## What you should do
Reproduce the records below in full and word for word, excluding pictures.

## START

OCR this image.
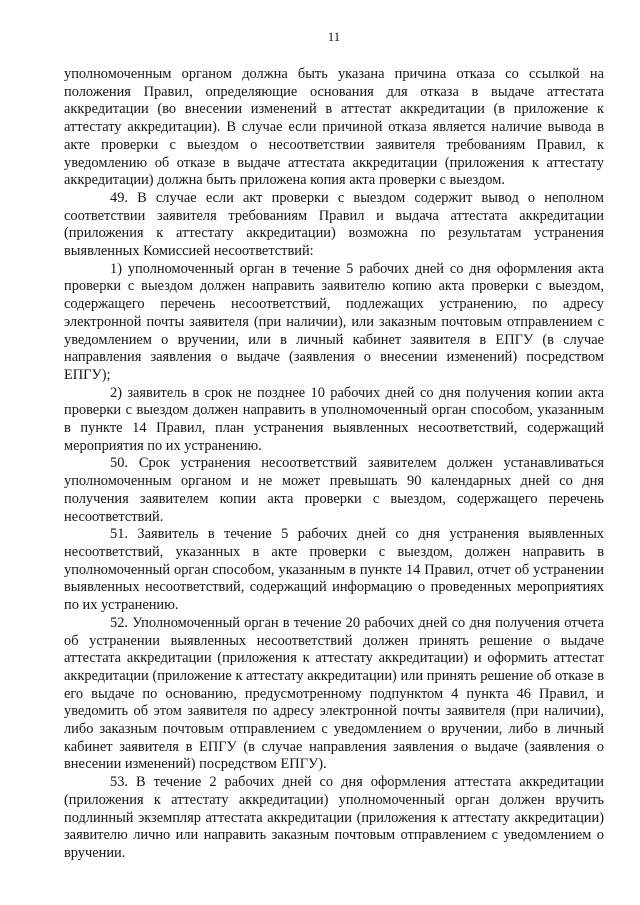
11

уполномоченным органом должна быть указана причина отказа со ссылкой на положения Правил, определяющие основания для отказа в выдаче аттестата аккредитации (во внесении изменений в аттестат аккредитации (в приложение к аттестату аккредитации). В случае если причиной отказа является наличие вывода в акте проверки с выездом о несоответствии заявителя требованиям Правил, к уведомлению об отказе в выдаче аттестата аккредитации (приложения к аттестату аккредитации) должна быть приложена копия акта проверки с выездом.

49. В случае если акт проверки с выездом содержит вывод о неполном соответствии заявителя требованиям Правил и выдача аттестата аккредитации (приложения к аттестату аккредитации) возможна по результатам устранения выявленных Комиссией несоответствий:

1) уполномоченный орган в течение 5 рабочих дней со дня оформления акта проверки с выездом должен направить заявителю копию акта проверки с выездом, содержащего перечень несоответствий, подлежащих устранению, по адресу электронной почты заявителя (при наличии), или заказным почтовым отправлением с уведомлением о вручении, или в личный кабинет заявителя в ЕПГУ (в случае направления заявления о выдаче (заявления о внесении изменений) посредством ЕПГУ);

2) заявитель в срок не позднее 10 рабочих дней со дня получения копии акта проверки с выездом должен направить в уполномоченный орган способом, указанным в пункте 14 Правил, план устранения выявленных несоответствий, содержащий мероприятия по их устранению.

50. Срок устранения несоответствий заявителем должен устанавливаться уполномоченным органом и не может превышать 90 календарных дней со дня получения заявителем копии акта проверки с выездом, содержащего перечень несоответствий.

51. Заявитель в течение 5 рабочих дней со дня устранения выявленных несоответствий, указанных в акте проверки с выездом, должен направить в уполномоченный орган способом, указанным в пункте 14 Правил, отчет об устранении выявленных несоответствий, содержащий информацию о проведенных мероприятиях по их устранению.

52. Уполномоченный орган в течение 20 рабочих дней со дня получения отчета об устранении выявленных несоответствий должен принять решение о выдаче аттестата аккредитации (приложения к аттестату аккредитации) и оформить аттестат аккредитации (приложение к аттестату аккредитации) или принять решение об отказе в его выдаче по основанию, предусмотренному подпунктом 4 пункта 46 Правил, и уведомить об этом заявителя по адресу электронной почты заявителя (при наличии), либо заказным почтовым отправлением с уведомлением о вручении, либо в личный кабинет заявителя в ЕПГУ (в случае направления заявления о выдаче (заявления о внесении изменений) посредством ЕПГУ).

53. В течение 2 рабочих дней со дня оформления аттестата аккредитации (приложения к аттестату аккредитации) уполномоченный орган должен вручить подлинный экземпляр аттестата аккредитации (приложения к аттестату аккредитации) заявителю лично или направить заказным почтовым отправлением с уведомлением о вручении.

## END

## Result of this task
OCR this image.
11

уполномоченным органом должна быть указана причина отказа со ссылкой на положения Правил, определяющие основания для отказа в выдаче аттестата аккредитации (во внесении изменений в аттестат аккредитации (в приложение к аттестату аккредитации). В случае если причиной отказа является наличие вывода в акте проверки с выездом о несоответствии заявителя требованиям Правил, к уведомлению об отказе в выдаче аттестата аккредитации (приложения к аттестату аккредитации) должна быть приложена копия акта проверки с выездом.

49. В случае если акт проверки с выездом содержит вывод о неполном соответствии заявителя требованиям Правил и выдача аттестата аккредитации (приложения к аттестату аккредитации) возможна по результатам устранения выявленных Комиссией несоответствий:

1) уполномоченный орган в течение 5 рабочих дней со дня оформления акта проверки с выездом должен направить заявителю копию акта проверки с выездом, содержащего перечень несоответствий, подлежащих устранению, по адресу электронной почты заявителя (при наличии), или заказным почтовым отправлением с уведомлением о вручении, или в личный кабинет заявителя в ЕПГУ (в случае направления заявления о выдаче (заявления о внесении изменений) посредством ЕПГУ);

2) заявитель в срок не позднее 10 рабочих дней со дня получения копии акта проверки с выездом должен направить в уполномоченный орган способом, указанным в пункте 14 Правил, план устранения выявленных несоответствий, содержащий мероприятия по их устранению.

50. Срок устранения несоответствий заявителем должен устанавливаться уполномоченным органом и не может превышать 90 календарных дней со дня получения заявителем копии акта проверки с выездом, содержащего перечень несоответствий.

51. Заявитель в течение 5 рабочих дней со дня устранения выявленных несоответствий, указанных в акте проверки с выездом, должен направить в уполномоченный орган способом, указанным в пункте 14 Правил, отчет об устранении выявленных несоответствий, содержащий информацию о проведенных мероприятиях по их устранению.

52. Уполномоченный орган в течение 20 рабочих дней со дня получения отчета об устранении выявленных несоответствий должен принять решение о выдаче аттестата аккредитации (приложения к аттестату аккредитации) и оформить аттестат аккредитации (приложение к аттестату аккредитации) или принять решение об отказе в его выдаче по основанию, предусмотренному подпунктом 4 пункта 46 Правил, и уведомить об этом заявителя по адресу электронной почты заявителя (при наличии), либо заказным почтовым отправлением с уведомлением о вручении, либо в личный кабинет заявителя в ЕПГУ (в случае направления заявления о выдаче (заявления о внесении изменений) посредством ЕПГУ).

53. В течение 2 рабочих дней со дня оформления аттестата аккредитации (приложения к аттестату аккредитации) уполномоченный орган должен вручить подлинный экземпляр аттестата аккредитации (приложения к аттестату аккредитации) заявителю лично или направить заказным почтовым отправлением с уведомлением о вручении.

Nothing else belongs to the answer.